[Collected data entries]
▼

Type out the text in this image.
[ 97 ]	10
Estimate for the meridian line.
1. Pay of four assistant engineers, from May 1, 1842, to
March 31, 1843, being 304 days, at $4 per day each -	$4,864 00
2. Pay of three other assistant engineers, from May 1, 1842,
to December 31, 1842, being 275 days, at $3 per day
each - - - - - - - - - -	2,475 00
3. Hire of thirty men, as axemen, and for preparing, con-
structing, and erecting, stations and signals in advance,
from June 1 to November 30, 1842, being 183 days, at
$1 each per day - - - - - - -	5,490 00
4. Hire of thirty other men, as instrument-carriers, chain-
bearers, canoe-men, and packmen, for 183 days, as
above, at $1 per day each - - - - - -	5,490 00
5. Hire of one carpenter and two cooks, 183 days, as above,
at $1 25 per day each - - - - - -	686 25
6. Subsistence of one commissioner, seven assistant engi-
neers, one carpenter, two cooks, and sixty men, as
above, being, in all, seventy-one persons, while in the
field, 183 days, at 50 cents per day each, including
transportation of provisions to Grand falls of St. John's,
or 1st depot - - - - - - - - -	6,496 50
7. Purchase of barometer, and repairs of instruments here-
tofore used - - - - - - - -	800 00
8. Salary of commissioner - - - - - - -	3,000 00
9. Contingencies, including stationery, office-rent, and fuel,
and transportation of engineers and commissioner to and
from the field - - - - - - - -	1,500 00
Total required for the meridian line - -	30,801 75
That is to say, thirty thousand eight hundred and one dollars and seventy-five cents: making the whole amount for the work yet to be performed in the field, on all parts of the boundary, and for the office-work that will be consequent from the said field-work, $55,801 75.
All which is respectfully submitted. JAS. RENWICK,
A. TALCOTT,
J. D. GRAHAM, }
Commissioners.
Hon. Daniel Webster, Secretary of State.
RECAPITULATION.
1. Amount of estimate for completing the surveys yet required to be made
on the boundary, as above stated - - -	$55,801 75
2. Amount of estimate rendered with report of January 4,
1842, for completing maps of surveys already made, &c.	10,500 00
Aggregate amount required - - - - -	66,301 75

▲

▶ Goal of the exercise:
Would you reproduce all the entries exactly?

▶ Result below:
Type out the text in this image.
[ 97 ]	10
Estimate for the meridian line.
1. Pay of four assistant engineers, from May 1, 1842, to
March 31, 1843, being 304 days, at $4 per day each -	$4,864 00
2. Pay of three other assistant engineers, from May 1, 1842,
to December 31, 1842, being 275 days, at $3 per day
each - - - - - - - - - -	2,475 00
3. Hire of thirty men, as axemen, and for preparing, con-
structing, and erecting, stations and signals in advance,
from June 1 to November 30, 1842, being 183 days, at
$1 each per day - - - - - - -	5,490 00
4. Hire of thirty other men, as instrument-carriers, chain-
bearers, canoe-men, and packmen, for 183 days, as
above, at $1 per day each - - - - - -	5,490 00
5. Hire of one carpenter and two cooks, 183 days, as above,
at $1 25 per day each - - - - - -	686 25
6. Subsistence of one commissioner, seven assistant engi-
neers, one carpenter, two cooks, and sixty men, as
above, being, in all, seventy-one persons, while in the
field, 183 days, at 50 cents per day each, including
transportation of provisions to Grand falls of St. John's,
or 1st depot - - - - - - - - -	6,496 50
7. Purchase of barometer, and repairs of instruments here-
tofore used - - - - - - - -	800 00
8. Salary of commissioner - - - - - - -	3,000 00
9. Contingencies, including stationery, office-rent, and fuel,
and transportation of engineers and commissioner to and
from the field - - - - - - - -	1,500 00
Total required for the meridian line - -	30,801 75
That is to say, thirty thousand eight hundred and one dollars and seventy-five cents: making the whole amount for the work yet to be performed in the field, on all parts of the boundary, and for the office-work that will be consequent from the said field-work, $55,801 75.
All which is respectfully submitted. JAS. RENWICK,
A. TALCOTT,
J. D. GRAHAM, }
Commissioners.
Hon. Daniel Webster, Secretary of State.
RECAPITULATION.
1. Amount of estimate for completing the surveys yet required to be made
on the boundary, as above stated - - -	$55,801 75
2. Amount of estimate rendered with report of January 4,
1842, for completing maps of surveys already made, &c.	10,500 00
Aggregate amount required - - - - -	66,301 75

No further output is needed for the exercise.